[Saved entries]

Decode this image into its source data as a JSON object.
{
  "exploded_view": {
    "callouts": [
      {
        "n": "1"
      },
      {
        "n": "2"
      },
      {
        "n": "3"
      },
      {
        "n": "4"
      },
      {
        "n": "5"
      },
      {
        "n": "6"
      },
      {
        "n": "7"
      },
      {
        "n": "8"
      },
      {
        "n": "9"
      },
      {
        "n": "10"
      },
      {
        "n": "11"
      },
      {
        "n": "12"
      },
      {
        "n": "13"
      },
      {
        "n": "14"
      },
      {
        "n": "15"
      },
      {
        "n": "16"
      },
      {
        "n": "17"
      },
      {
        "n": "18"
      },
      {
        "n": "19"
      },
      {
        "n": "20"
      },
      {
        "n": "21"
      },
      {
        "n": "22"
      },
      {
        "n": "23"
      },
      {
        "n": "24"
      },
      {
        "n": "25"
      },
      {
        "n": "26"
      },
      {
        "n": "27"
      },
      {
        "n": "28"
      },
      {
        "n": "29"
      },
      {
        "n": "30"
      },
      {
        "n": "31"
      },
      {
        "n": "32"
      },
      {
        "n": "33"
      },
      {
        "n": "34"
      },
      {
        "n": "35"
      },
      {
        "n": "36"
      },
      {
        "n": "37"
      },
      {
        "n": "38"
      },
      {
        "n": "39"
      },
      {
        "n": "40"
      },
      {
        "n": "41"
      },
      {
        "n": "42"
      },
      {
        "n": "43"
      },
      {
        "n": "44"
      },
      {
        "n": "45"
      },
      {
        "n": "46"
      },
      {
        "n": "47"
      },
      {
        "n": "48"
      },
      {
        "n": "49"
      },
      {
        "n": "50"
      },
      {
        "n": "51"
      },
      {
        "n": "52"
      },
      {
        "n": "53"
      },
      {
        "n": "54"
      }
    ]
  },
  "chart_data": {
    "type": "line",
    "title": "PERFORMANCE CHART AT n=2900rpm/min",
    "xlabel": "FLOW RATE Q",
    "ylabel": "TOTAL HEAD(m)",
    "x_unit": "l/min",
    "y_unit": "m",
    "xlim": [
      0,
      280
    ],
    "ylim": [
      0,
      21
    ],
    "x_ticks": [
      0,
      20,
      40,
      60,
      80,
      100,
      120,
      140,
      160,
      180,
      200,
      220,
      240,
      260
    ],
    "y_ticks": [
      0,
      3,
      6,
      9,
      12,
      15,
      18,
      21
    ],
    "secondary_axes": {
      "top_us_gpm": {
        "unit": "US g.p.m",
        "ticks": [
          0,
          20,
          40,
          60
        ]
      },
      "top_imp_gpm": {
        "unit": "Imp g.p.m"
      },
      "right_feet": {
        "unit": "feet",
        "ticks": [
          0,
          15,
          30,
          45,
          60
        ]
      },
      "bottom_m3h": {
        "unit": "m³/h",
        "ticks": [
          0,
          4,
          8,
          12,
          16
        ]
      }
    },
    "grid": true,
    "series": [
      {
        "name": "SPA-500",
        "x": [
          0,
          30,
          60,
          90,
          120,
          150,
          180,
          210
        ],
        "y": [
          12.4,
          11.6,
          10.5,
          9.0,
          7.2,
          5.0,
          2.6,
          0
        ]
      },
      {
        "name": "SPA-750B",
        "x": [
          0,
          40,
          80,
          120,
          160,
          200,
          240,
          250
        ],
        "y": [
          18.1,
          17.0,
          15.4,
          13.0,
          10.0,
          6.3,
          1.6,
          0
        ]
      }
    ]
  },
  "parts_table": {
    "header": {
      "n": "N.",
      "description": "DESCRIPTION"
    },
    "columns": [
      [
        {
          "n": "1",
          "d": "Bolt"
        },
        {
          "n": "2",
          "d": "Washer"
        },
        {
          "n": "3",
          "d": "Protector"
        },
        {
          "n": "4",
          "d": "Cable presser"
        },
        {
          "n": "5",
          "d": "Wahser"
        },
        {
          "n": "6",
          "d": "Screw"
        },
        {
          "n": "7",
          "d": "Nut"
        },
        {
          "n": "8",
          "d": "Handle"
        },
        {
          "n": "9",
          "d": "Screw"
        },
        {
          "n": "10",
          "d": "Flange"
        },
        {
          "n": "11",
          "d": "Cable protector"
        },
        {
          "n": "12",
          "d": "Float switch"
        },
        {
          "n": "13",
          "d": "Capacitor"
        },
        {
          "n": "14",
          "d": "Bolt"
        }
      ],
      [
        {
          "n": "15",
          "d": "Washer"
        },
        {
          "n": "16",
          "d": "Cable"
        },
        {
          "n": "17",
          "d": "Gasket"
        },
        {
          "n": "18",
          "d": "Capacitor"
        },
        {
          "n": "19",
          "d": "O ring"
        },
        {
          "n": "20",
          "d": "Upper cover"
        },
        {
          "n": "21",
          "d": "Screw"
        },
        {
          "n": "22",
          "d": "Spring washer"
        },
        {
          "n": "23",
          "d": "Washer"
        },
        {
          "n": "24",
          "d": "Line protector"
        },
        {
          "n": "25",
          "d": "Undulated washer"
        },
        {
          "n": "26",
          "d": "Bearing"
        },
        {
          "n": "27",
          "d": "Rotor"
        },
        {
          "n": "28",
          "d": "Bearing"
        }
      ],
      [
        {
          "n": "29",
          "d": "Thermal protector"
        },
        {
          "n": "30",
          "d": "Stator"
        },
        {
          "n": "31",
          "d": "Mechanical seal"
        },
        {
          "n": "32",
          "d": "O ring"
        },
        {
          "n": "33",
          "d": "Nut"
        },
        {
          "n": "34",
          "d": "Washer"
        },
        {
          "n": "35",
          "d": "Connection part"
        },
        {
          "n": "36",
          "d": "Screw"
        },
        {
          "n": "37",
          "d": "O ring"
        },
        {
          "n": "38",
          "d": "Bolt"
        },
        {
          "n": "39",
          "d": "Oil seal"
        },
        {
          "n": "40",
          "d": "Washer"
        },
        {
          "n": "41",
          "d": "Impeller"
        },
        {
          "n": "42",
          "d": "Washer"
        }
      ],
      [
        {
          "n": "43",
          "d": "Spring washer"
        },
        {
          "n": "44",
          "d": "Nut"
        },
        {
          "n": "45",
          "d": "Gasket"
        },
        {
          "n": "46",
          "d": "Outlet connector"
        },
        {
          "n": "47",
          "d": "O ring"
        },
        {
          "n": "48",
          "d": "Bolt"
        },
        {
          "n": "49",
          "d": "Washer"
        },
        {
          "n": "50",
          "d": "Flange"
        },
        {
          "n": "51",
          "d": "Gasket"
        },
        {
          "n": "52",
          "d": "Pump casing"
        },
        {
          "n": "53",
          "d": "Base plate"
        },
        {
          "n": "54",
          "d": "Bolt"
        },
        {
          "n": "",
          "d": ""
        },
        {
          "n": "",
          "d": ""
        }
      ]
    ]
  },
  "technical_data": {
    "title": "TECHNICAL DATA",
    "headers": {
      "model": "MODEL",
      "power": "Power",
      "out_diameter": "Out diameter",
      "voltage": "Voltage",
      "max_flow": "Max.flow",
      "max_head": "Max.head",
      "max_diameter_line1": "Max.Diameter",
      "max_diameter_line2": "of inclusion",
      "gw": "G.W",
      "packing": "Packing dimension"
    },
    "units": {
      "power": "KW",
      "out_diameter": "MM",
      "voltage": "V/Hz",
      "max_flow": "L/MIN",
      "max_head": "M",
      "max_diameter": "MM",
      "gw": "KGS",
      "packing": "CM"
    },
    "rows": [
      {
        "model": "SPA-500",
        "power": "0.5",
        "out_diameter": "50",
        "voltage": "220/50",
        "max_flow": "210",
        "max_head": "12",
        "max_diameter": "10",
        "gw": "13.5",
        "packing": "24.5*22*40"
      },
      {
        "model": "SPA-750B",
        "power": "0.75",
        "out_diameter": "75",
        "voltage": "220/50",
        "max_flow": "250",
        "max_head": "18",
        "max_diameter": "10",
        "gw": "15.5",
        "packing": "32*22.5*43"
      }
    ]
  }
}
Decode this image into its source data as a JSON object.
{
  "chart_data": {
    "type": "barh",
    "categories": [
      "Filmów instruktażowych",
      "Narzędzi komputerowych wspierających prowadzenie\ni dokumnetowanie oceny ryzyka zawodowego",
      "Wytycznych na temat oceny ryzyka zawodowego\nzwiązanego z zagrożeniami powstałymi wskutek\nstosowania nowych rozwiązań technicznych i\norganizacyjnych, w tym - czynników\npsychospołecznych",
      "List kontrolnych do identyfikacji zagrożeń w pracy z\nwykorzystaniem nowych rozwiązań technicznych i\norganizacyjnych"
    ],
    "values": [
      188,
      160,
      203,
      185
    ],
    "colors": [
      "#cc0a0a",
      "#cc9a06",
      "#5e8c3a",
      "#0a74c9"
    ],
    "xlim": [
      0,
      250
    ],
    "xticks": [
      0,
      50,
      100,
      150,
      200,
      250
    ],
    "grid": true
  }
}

§ **WHAT TO WORK ON**
Among the lines above, count those containing the word "voltage" and give nothing but the result.

§ **REPLY TO THE TASK**
4